** START **

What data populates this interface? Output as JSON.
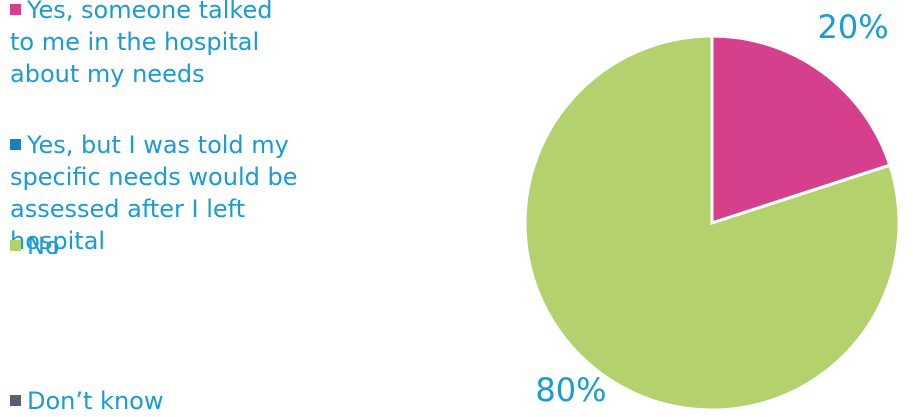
{
  "chart_data": {
    "type": "pie",
    "categories": [
      "Yes, someone talked to me in the hospital about my needs",
      "Yes, but I was told my specific needs would be assessed after I left hospital",
      "No",
      "Don’t know"
    ],
    "values": [
      20,
      0,
      80,
      0
    ],
    "value_labels": [
      "20%",
      null,
      "80%",
      null
    ],
    "colors": [
      "#d63f8c",
      "#1a7fc0",
      "#b3d16c",
      "#56606e"
    ],
    "legend": "left"
  }
}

** END **

**The request:** For each line in the data above that contains the string "needs", extract the line.

**Exercise result:**
      "Yes, someone talked to me in the hospital about my needs",
      "Yes, but I was told my specific needs would be assessed after I left hospital",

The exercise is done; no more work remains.